→ **Task instructions**: Produce an exact copy of all the data below, dropping every image.

++++ Input material

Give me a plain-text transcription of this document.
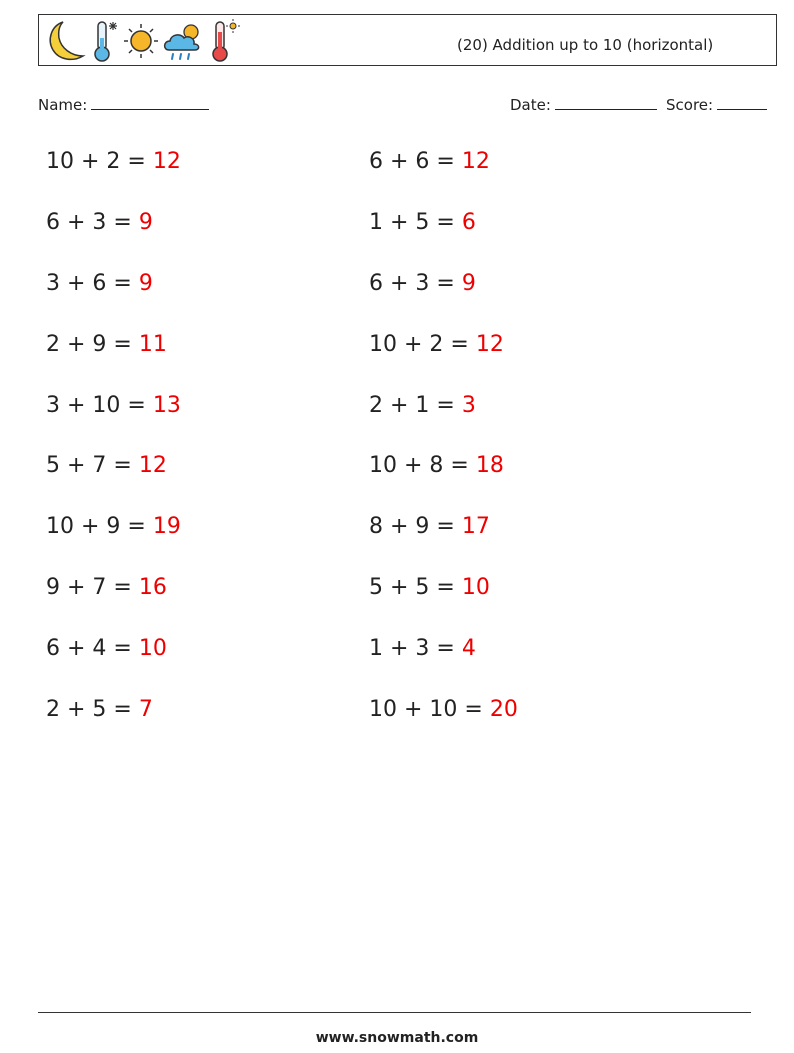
(20) Addition up to 10 (horizontal)
Name:	Date:	Score:
10 + 2 = 12
6 + 3 = 9
3 + 6 = 9
2 + 9 = 11
3 + 10 = 13
5 + 7 = 12
10 + 9 = 19
9 + 7 = 16
6 + 4 = 10
2 + 5 = 7
6 + 6 = 12
1 + 5 = 6
6 + 3 = 9
10 + 2 = 12
2 + 1 = 3
10 + 8 = 18
8 + 9 = 17
5 + 5 = 10
1 + 3 = 4
10 + 10 = 20
www.snowmath.com
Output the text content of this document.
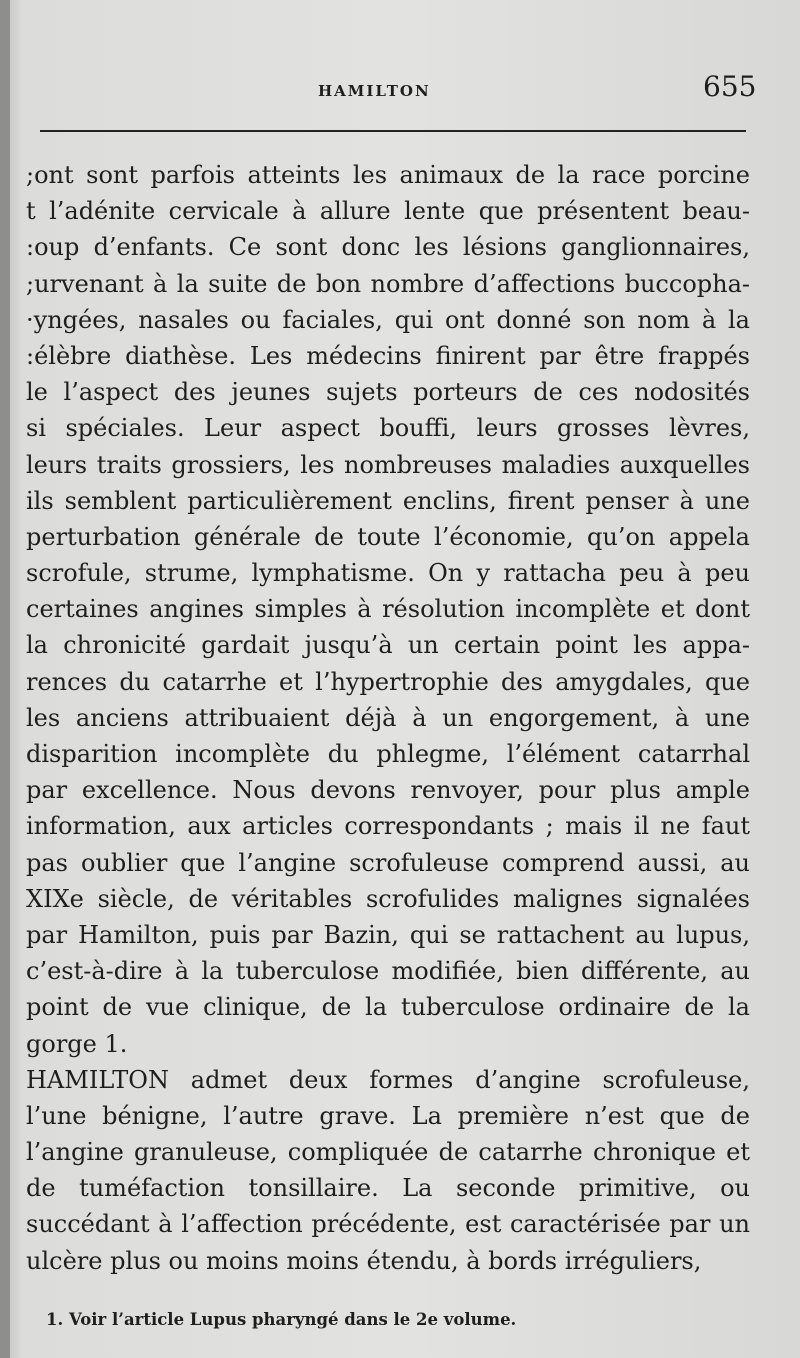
HAMILTON	655
;ont sont parfois atteints les animaux de la race porcine
t l’adénite cervicale à allure lente que présentent beau-
:oup d’enfants. Ce sont donc les lésions ganglionnaires,
;urvenant à la suite de bon nombre d’affections buccopha-
·yngées, nasales ou faciales, qui ont donné son nom à la
:élèbre diathèse. Les médecins finirent par être frappés
le l’aspect des jeunes sujets porteurs de ces nodosités
si spéciales. Leur aspect bouffi, leurs grosses lèvres,
leurs traits grossiers, les nombreuses maladies auxquelles
ils semblent particulièrement enclins, firent penser à une
perturbation générale de toute l’économie, qu’on appela
scrofule, strume, lymphatisme. On y rattacha peu à peu
certaines angines simples à résolution incomplète et dont
la chronicité gardait jusqu’à un certain point les appa-
rences du catarrhe et l’hypertrophie des amygdales, que
les anciens attribuaient déjà à un engorgement, à une
disparition incomplète du phlegme, l’élément catarrhal
par excellence. Nous devons renvoyer, pour plus ample
information, aux articles correspondants ; mais il ne faut
pas oublier que l’angine scrofuleuse comprend aussi, au
XIXe siècle, de véritables scrofulides malignes signalées
par Hamilton, puis par Bazin, qui se rattachent au lupus,
c’est-à-dire à la tuberculose modifiée, bien différente, au
point de vue clinique, de la tuberculose ordinaire de la
gorge 1.
HAMILTON admet deux formes d’angine scrofuleuse,
l’une bénigne, l’autre grave. La première n’est que de
l’angine granuleuse, compliquée de catarrhe chronique et
de tuméfaction tonsillaire. La seconde primitive, ou
succédant à l’affection précédente, est caractérisée par un
ulcère plus ou moins moins étendu, à bords irréguliers,
1. Voir l’article Lupus pharyngé dans le 2e volume.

++++++++

→ **Reply**:
Give me a plain-text transcription of this document.
(20) Addition up to 10 (horizontal)
Name:	Date:	Score:
10 + 2 = 12
6 + 3 = 9
3 + 6 = 9
2 + 9 = 11
3 + 10 = 13
5 + 7 = 12
10 + 9 = 19
9 + 7 = 16
6 + 4 = 10
2 + 5 = 7
6 + 6 = 12
1 + 5 = 6
6 + 3 = 9
10 + 2 = 12
2 + 1 = 3
10 + 8 = 18
8 + 9 = 17
5 + 5 = 10
1 + 3 = 4
10 + 10 = 20
www.snowmath.com
Output the text content of this document.
HAMILTON	655
;ont sont parfois atteints les animaux de la race porcine
t l’adénite cervicale à allure lente que présentent beau-
:oup d’enfants. Ce sont donc les lésions ganglionnaires,
;urvenant à la suite de bon nombre d’affections buccopha-
·yngées, nasales ou faciales, qui ont donné son nom à la
:élèbre diathèse. Les médecins finirent par être frappés
le l’aspect des jeunes sujets porteurs de ces nodosités
si spéciales. Leur aspect bouffi, leurs grosses lèvres,
leurs traits grossiers, les nombreuses maladies auxquelles
ils semblent particulièrement enclins, firent penser à une
perturbation générale de toute l’économie, qu’on appela
scrofule, strume, lymphatisme. On y rattacha peu à peu
certaines angines simples à résolution incomplète et dont
la chronicité gardait jusqu’à un certain point les appa-
rences du catarrhe et l’hypertrophie des amygdales, que
les anciens attribuaient déjà à un engorgement, à une
disparition incomplète du phlegme, l’élément catarrhal
par excellence. Nous devons renvoyer, pour plus ample
information, aux articles correspondants ; mais il ne faut
pas oublier que l’angine scrofuleuse comprend aussi, au
XIXe siècle, de véritables scrofulides malignes signalées
par Hamilton, puis par Bazin, qui se rattachent au lupus,
c’est-à-dire à la tuberculose modifiée, bien différente, au
point de vue clinique, de la tuberculose ordinaire de la
gorge 1.
HAMILTON admet deux formes d’angine scrofuleuse,
l’une bénigne, l’autre grave. La première n’est que de
l’angine granuleuse, compliquée de catarrhe chronique et
de tuméfaction tonsillaire. La seconde primitive, ou
succédant à l’affection précédente, est caractérisée par un
ulcère plus ou moins moins étendu, à bords irréguliers,
1. Voir l’article Lupus pharyngé dans le 2e volume.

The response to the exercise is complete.